Reproduce every entry exactly, without alteration.

---

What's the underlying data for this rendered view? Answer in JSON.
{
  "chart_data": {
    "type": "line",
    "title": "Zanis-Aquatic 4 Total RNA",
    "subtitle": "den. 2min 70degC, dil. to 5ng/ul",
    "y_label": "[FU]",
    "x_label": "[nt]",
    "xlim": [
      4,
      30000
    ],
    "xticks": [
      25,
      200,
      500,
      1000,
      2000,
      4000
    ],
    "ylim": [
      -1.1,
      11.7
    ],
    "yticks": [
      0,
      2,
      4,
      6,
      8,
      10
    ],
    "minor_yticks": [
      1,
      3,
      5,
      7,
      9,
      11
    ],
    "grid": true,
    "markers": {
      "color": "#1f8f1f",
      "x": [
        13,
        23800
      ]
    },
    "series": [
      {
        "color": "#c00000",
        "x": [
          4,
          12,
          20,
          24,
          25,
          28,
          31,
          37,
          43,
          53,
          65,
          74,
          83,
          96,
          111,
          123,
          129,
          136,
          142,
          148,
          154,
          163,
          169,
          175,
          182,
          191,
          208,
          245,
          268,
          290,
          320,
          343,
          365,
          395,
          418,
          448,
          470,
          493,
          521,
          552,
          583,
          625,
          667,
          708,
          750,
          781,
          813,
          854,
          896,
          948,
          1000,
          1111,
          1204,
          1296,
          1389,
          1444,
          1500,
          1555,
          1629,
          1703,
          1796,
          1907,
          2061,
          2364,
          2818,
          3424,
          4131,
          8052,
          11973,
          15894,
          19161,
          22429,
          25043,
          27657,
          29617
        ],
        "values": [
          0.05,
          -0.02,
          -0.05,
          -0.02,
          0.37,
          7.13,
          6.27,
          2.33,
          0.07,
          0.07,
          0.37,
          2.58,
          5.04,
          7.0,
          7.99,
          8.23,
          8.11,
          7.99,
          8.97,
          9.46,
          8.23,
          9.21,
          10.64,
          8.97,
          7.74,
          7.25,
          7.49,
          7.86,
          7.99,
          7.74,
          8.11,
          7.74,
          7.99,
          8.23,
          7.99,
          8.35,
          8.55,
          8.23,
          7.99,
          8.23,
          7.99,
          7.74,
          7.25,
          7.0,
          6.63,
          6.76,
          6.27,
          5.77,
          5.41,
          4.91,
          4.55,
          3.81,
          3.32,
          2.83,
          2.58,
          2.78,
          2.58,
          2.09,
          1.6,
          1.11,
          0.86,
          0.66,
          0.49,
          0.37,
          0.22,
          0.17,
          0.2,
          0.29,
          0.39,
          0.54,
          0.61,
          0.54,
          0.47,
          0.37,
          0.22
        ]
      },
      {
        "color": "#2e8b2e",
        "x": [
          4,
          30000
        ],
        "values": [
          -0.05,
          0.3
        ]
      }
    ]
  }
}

---

* Solution *
What's the underlying data for this rendered view? Answer in JSON.
{
  "chart_data": {
    "type": "line",
    "title": "Zanis-Aquatic 4 Total RNA",
    "subtitle": "den. 2min 70degC, dil. to 5ng/ul",
    "y_label": "[FU]",
    "x_label": "[nt]",
    "xlim": [
      4,
      30000
    ],
    "xticks": [
      25,
      200,
      500,
      1000,
      2000,
      4000
    ],
    "ylim": [
      -1.1,
      11.7
    ],
    "yticks": [
      0,
      2,
      4,
      6,
      8,
      10
    ],
    "minor_yticks": [
      1,
      3,
      5,
      7,
      9,
      11
    ],
    "grid": true,
    "markers": {
      "color": "#1f8f1f",
      "x": [
        13,
        23800
      ]
    },
    "series": [
      {
        "color": "#c00000",
        "x": [
          4,
          12,
          20,
          24,
          25,
          28,
          31,
          37,
          43,
          53,
          65,
          74,
          83,
          96,
          111,
          123,
          129,
          136,
          142,
          148,
          154,
          163,
          169,
          175,
          182,
          191,
          208,
          245,
          268,
          290,
          320,
          343,
          365,
          395,
          418,
          448,
          470,
          493,
          521,
          552,
          583,
          625,
          667,
          708,
          750,
          781,
          813,
          854,
          896,
          948,
          1000,
          1111,
          1204,
          1296,
          1389,
          1444,
          1500,
          1555,
          1629,
          1703,
          1796,
          1907,
          2061,
          2364,
          2818,
          3424,
          4131,
          8052,
          11973,
          15894,
          19161,
          22429,
          25043,
          27657,
          29617
        ],
        "values": [
          0.05,
          -0.02,
          -0.05,
          -0.02,
          0.37,
          7.13,
          6.27,
          2.33,
          0.07,
          0.07,
          0.37,
          2.58,
          5.04,
          7.0,
          7.99,
          8.23,
          8.11,
          7.99,
          8.97,
          9.46,
          8.23,
          9.21,
          10.64,
          8.97,
          7.74,
          7.25,
          7.49,
          7.86,
          7.99,
          7.74,
          8.11,
          7.74,
          7.99,
          8.23,
          7.99,
          8.35,
          8.55,
          8.23,
          7.99,
          8.23,
          7.99,
          7.74,
          7.25,
          7.0,
          6.63,
          6.76,
          6.27,
          5.77,
          5.41,
          4.91,
          4.55,
          3.81,
          3.32,
          2.83,
          2.58,
          2.78,
          2.58,
          2.09,
          1.6,
          1.11,
          0.86,
          0.66,
          0.49,
          0.37,
          0.22,
          0.17,
          0.2,
          0.29,
          0.39,
          0.54,
          0.61,
          0.54,
          0.47,
          0.37,
          0.22
        ]
      },
      {
        "color": "#2e8b2e",
        "x": [
          4,
          30000
        ],
        "values": [
          -0.05,
          0.3
        ]
      }
    ]
  }
}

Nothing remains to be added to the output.